WORK INSTRUCTIONS: Search the data for the string "your" and extract every line where it appears.

RECORD SET:

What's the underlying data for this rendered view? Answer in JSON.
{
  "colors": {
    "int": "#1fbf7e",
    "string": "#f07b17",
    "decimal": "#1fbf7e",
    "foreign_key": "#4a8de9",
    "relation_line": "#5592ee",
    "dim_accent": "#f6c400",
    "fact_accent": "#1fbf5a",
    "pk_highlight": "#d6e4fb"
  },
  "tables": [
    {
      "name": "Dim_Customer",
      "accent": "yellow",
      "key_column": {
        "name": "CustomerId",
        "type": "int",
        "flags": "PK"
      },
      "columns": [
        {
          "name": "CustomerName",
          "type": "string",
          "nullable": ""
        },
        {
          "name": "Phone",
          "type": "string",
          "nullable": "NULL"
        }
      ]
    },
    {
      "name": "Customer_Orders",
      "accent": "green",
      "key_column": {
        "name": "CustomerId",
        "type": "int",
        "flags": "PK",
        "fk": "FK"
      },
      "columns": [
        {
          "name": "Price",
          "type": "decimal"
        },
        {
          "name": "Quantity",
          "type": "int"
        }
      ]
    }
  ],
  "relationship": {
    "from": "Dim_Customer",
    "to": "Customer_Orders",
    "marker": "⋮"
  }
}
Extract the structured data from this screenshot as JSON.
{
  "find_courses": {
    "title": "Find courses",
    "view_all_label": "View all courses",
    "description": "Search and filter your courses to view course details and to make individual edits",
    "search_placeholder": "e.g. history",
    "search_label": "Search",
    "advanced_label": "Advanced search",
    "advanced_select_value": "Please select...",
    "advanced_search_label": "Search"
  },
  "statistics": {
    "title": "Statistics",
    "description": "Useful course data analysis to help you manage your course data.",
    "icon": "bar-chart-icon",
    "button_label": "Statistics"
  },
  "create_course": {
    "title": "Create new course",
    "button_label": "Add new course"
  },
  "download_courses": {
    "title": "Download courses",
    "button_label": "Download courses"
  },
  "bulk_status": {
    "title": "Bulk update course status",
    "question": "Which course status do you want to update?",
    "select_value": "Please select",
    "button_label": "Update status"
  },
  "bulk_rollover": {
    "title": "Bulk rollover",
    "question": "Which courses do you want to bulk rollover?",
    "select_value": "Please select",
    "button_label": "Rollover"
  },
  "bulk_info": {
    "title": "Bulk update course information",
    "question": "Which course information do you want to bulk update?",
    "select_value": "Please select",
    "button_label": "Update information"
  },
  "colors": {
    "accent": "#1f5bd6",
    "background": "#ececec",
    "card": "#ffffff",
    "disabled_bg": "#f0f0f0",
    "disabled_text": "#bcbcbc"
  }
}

---

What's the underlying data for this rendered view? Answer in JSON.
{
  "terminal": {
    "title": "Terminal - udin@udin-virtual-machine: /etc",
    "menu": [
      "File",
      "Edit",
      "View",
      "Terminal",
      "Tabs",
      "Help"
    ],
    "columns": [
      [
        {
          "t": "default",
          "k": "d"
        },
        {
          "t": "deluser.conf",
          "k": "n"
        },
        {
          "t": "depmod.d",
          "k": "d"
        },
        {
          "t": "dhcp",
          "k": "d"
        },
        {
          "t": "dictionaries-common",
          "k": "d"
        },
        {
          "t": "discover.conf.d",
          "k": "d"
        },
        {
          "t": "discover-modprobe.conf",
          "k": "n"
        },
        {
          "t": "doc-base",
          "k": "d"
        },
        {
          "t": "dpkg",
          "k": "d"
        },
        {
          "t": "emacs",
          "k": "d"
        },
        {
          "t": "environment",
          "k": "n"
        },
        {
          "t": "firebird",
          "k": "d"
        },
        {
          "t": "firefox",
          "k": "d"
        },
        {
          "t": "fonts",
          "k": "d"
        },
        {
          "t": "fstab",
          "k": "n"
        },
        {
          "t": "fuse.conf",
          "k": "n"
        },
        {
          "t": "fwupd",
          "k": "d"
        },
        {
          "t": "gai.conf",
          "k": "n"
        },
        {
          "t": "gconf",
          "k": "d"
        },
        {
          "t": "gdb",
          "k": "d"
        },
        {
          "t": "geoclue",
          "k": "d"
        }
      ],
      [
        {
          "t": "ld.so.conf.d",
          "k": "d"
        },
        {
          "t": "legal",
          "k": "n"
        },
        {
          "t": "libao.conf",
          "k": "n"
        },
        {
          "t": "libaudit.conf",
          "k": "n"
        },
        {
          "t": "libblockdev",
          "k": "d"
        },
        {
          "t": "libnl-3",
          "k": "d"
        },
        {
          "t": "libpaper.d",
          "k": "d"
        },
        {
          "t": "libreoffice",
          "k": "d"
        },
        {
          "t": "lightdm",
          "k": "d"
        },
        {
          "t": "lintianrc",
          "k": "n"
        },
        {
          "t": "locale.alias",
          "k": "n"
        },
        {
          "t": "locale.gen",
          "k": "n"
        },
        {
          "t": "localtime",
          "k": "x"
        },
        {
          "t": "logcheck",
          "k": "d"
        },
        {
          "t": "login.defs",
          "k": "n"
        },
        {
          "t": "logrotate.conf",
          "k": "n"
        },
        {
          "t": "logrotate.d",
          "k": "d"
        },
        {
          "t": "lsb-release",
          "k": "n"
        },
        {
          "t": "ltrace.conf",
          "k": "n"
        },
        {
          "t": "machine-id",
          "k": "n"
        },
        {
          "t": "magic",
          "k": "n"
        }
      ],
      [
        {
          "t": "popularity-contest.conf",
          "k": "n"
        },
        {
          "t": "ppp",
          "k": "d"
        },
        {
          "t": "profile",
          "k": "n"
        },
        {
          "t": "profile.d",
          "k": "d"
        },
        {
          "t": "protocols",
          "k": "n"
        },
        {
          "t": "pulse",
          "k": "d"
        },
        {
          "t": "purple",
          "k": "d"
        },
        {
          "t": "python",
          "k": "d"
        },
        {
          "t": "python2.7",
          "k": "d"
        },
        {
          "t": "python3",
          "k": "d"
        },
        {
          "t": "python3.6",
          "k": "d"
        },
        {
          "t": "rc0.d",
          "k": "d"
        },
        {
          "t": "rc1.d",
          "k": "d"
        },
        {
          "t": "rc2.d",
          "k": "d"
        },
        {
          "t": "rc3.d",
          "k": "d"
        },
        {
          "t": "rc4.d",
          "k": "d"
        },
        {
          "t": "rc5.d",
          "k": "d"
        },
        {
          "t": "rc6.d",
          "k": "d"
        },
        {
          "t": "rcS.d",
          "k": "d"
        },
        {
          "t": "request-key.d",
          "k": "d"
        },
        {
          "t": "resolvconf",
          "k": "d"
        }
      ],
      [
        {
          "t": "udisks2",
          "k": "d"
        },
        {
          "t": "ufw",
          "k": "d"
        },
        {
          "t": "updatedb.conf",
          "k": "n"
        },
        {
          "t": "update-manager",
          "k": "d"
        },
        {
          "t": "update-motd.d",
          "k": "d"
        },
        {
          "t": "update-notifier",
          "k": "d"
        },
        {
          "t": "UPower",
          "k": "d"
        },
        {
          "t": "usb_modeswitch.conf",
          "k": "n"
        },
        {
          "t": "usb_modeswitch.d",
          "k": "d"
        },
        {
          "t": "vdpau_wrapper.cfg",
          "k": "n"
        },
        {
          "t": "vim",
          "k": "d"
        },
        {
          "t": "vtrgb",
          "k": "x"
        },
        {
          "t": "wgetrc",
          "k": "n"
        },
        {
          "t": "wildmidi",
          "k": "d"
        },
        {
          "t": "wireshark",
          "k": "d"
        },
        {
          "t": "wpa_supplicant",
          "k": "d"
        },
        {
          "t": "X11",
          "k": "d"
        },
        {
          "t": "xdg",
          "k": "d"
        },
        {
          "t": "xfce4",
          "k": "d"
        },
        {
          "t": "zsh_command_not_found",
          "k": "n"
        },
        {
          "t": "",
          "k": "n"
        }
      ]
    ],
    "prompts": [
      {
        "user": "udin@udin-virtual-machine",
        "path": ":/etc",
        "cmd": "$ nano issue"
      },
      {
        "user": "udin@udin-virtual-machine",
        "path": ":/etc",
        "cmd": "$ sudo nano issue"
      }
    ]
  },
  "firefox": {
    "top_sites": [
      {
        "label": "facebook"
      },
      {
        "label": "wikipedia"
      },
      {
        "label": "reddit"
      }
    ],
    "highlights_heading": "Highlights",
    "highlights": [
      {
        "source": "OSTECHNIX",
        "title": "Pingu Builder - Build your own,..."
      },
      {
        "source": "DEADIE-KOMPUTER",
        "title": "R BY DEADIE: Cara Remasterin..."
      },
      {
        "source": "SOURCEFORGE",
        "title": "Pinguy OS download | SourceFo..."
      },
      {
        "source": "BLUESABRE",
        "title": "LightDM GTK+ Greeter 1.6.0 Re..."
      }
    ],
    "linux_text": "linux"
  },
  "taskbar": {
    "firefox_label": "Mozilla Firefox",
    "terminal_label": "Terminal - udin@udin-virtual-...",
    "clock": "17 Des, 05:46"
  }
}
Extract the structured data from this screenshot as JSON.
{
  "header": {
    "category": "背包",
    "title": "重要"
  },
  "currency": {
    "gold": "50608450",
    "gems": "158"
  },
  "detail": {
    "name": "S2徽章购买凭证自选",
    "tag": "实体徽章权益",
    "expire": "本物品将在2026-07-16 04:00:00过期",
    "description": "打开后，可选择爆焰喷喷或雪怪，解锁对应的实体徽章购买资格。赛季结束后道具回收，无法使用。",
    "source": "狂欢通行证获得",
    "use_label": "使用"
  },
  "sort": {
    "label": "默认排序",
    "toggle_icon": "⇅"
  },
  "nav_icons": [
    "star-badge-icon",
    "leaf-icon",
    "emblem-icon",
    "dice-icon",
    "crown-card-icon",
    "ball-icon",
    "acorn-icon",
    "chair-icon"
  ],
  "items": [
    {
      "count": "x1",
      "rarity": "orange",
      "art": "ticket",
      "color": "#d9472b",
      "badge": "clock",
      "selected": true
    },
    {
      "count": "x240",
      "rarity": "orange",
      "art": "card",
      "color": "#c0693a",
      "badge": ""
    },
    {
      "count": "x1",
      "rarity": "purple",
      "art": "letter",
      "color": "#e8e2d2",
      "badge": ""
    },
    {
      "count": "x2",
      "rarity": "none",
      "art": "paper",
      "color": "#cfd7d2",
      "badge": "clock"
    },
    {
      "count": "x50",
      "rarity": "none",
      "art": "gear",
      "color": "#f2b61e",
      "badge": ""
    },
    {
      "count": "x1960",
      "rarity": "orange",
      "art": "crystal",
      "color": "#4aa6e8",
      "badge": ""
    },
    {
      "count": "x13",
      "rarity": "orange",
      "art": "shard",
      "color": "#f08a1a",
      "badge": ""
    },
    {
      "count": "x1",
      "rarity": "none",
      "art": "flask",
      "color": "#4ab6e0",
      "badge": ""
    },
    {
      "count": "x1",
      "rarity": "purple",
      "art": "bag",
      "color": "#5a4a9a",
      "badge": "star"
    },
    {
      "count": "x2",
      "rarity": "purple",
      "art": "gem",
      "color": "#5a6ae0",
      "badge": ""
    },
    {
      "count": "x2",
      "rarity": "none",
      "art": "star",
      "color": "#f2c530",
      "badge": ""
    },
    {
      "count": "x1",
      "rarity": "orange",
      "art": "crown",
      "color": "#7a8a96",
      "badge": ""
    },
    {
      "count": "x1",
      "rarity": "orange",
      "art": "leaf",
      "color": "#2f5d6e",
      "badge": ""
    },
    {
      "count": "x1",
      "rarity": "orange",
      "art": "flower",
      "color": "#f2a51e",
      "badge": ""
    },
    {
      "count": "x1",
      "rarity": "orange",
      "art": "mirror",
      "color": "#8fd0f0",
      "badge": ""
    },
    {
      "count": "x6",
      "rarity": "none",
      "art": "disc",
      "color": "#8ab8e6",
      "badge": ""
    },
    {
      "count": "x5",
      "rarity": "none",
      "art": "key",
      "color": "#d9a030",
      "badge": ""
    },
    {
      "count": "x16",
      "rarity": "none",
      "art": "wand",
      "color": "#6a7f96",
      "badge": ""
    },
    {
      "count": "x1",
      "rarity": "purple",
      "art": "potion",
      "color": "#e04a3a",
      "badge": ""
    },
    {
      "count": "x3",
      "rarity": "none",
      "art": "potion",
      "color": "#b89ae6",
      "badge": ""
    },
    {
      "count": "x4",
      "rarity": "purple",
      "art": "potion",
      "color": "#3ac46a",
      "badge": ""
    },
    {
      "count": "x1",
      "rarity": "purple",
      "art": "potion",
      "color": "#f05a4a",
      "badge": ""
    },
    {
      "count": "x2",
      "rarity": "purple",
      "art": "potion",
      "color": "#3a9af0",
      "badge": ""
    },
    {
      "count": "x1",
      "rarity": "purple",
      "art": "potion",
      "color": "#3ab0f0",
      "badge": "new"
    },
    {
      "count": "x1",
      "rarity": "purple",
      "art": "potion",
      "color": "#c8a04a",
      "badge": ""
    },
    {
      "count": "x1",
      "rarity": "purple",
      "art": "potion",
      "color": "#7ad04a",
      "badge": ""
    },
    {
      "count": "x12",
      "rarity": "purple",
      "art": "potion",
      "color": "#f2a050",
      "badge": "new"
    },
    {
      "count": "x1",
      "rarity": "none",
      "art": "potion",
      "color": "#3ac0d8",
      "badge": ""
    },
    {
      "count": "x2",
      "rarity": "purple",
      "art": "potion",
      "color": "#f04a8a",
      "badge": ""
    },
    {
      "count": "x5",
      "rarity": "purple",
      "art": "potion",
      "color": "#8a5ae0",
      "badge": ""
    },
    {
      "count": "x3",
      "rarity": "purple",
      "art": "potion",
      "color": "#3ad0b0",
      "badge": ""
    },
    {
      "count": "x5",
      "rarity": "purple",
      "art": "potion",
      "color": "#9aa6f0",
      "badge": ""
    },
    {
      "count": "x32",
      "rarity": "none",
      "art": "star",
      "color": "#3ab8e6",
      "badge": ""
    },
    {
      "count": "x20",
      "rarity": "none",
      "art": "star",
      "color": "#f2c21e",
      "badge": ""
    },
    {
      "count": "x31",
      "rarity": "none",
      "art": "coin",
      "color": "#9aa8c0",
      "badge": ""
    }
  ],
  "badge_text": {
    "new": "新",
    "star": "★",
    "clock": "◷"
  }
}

* * *

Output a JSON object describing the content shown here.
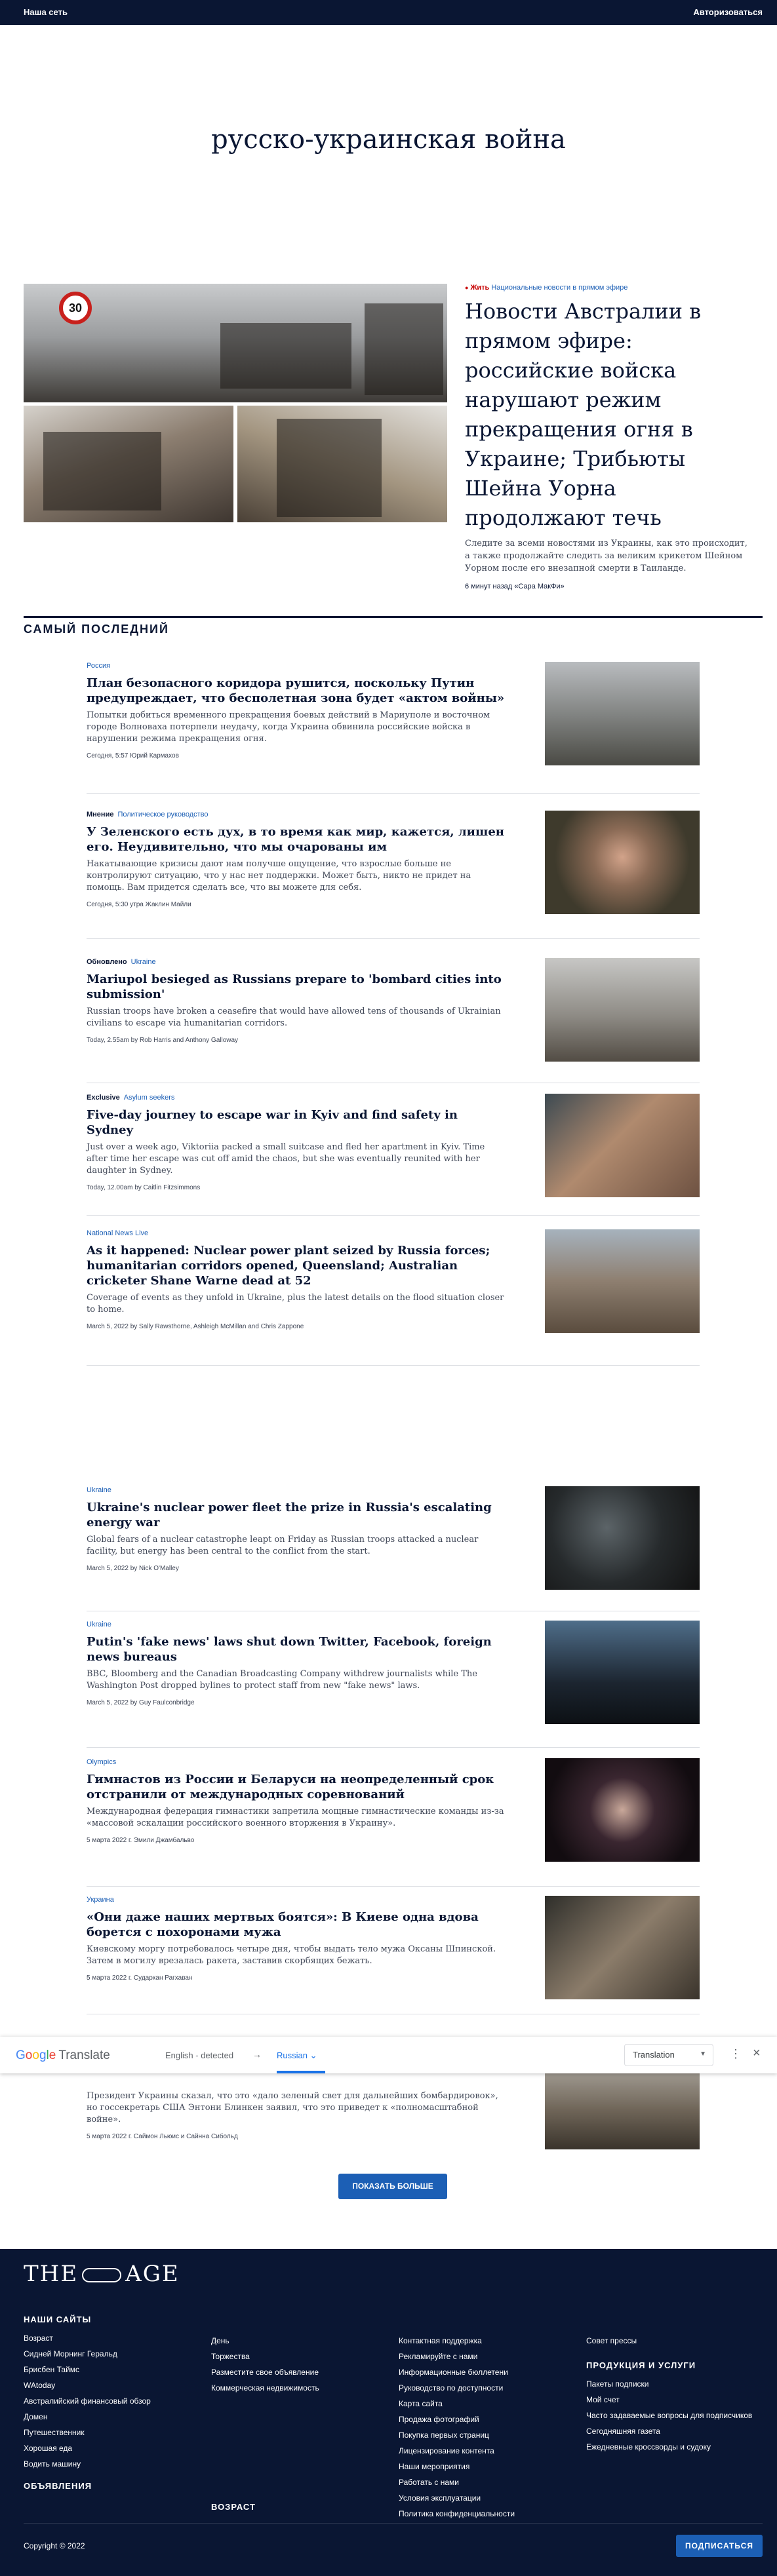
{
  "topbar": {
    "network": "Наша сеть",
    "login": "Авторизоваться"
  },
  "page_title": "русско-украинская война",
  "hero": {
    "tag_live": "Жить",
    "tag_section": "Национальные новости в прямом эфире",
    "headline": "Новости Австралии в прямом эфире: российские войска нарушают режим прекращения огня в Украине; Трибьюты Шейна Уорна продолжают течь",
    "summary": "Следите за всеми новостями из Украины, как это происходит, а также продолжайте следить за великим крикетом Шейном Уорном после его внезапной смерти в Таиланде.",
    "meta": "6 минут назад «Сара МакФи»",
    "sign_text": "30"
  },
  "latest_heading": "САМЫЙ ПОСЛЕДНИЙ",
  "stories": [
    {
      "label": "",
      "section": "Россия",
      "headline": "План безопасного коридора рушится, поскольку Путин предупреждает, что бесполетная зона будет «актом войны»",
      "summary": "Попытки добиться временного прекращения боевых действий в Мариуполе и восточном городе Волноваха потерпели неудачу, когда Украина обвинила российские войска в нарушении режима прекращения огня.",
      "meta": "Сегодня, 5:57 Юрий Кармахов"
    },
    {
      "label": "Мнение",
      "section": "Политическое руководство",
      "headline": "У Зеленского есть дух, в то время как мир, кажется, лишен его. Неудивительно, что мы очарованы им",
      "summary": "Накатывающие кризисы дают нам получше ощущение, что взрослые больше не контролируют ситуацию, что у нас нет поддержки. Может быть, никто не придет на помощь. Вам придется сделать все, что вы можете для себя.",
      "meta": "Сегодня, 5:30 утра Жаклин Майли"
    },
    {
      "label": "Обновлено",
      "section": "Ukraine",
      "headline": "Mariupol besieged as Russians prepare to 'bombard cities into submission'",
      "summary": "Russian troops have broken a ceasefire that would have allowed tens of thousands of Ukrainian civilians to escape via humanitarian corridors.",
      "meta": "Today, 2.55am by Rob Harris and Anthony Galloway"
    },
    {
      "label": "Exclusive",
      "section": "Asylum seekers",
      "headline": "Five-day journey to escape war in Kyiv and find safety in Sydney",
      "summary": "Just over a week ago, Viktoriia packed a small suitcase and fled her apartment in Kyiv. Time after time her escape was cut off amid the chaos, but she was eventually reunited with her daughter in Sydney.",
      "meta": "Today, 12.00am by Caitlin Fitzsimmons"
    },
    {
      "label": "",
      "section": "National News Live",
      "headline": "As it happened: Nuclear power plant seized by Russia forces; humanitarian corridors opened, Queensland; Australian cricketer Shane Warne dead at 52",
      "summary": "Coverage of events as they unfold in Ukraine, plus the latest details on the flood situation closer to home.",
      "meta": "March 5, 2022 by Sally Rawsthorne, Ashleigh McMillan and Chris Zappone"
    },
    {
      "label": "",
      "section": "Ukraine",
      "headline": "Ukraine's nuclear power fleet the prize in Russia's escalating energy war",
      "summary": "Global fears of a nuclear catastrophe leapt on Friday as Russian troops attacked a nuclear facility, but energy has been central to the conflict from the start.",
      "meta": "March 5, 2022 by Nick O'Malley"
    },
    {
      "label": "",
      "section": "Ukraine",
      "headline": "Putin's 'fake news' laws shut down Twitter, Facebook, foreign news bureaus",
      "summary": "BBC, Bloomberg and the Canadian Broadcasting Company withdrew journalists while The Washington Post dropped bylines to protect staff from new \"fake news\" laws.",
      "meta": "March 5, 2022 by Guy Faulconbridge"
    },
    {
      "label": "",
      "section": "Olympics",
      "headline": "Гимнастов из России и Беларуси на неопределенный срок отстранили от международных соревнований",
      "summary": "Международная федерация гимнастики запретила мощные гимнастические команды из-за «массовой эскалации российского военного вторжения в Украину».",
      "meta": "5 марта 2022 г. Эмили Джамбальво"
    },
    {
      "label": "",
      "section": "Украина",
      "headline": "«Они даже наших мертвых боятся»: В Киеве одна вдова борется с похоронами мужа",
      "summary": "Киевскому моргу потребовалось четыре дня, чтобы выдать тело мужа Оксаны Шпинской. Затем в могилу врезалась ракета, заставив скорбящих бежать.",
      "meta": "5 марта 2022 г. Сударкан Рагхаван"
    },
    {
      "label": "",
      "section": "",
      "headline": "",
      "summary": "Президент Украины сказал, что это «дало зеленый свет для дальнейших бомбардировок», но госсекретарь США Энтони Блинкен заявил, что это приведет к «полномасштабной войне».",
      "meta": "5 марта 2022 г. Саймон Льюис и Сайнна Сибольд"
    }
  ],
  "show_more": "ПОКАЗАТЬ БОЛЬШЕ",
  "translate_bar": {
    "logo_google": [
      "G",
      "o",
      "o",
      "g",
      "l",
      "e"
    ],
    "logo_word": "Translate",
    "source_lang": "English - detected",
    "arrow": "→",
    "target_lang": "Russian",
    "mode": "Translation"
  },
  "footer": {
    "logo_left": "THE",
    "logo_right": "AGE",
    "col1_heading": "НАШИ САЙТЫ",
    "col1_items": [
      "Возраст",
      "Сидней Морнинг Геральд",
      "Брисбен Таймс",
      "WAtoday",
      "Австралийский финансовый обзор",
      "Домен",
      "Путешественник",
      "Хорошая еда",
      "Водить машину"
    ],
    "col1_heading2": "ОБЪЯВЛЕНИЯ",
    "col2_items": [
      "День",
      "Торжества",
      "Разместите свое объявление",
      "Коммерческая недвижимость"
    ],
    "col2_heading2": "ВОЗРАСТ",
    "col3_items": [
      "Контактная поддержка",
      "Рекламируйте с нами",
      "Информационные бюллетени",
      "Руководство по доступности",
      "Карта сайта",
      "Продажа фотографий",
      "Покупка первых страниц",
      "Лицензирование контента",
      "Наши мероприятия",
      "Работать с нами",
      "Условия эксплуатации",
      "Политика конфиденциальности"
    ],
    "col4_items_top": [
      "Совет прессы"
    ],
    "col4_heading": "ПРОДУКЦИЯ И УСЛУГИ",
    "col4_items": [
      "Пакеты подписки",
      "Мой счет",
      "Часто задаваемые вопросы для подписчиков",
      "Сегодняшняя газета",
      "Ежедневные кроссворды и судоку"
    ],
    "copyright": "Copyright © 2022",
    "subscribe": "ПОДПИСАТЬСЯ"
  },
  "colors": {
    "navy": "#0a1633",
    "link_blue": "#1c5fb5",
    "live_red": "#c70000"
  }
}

EXERCISE RESPONSE:
    "description": "Search and filter your courses to view course details and to make individual edits",
    "description": "Useful course data analysis to help you manage your course data.",
        "title": "Pingu Builder - Build your own,..."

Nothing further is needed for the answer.